[Short problem]
Wherever the string "color" appears in a line, extract that line.

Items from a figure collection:

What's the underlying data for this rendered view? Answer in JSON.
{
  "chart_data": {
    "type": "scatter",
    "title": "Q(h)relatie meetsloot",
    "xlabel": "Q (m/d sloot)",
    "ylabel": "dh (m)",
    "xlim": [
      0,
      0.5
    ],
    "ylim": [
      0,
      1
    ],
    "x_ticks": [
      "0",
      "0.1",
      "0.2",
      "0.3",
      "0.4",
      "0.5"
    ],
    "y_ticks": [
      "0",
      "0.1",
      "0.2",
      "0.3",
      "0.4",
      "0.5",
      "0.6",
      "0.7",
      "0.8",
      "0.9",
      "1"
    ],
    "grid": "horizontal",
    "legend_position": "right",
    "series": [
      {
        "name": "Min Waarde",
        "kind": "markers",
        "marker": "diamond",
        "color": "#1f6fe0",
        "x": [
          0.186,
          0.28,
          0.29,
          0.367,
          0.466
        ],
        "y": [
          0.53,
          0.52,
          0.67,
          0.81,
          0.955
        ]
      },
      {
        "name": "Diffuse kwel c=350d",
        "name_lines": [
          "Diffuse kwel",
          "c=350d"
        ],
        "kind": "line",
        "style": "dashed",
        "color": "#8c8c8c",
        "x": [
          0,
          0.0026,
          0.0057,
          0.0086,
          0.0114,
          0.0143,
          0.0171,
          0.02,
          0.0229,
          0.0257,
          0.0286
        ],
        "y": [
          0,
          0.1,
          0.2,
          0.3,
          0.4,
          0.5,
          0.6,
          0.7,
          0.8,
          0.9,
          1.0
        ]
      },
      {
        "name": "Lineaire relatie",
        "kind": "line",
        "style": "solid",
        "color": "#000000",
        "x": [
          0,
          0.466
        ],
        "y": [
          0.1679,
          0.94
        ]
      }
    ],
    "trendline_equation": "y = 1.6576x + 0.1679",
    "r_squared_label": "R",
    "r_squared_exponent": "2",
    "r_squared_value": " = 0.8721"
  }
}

[Answer to the problem]
        "color": "#1f6fe0",
        "color": "#8c8c8c",
        "color": "#000000",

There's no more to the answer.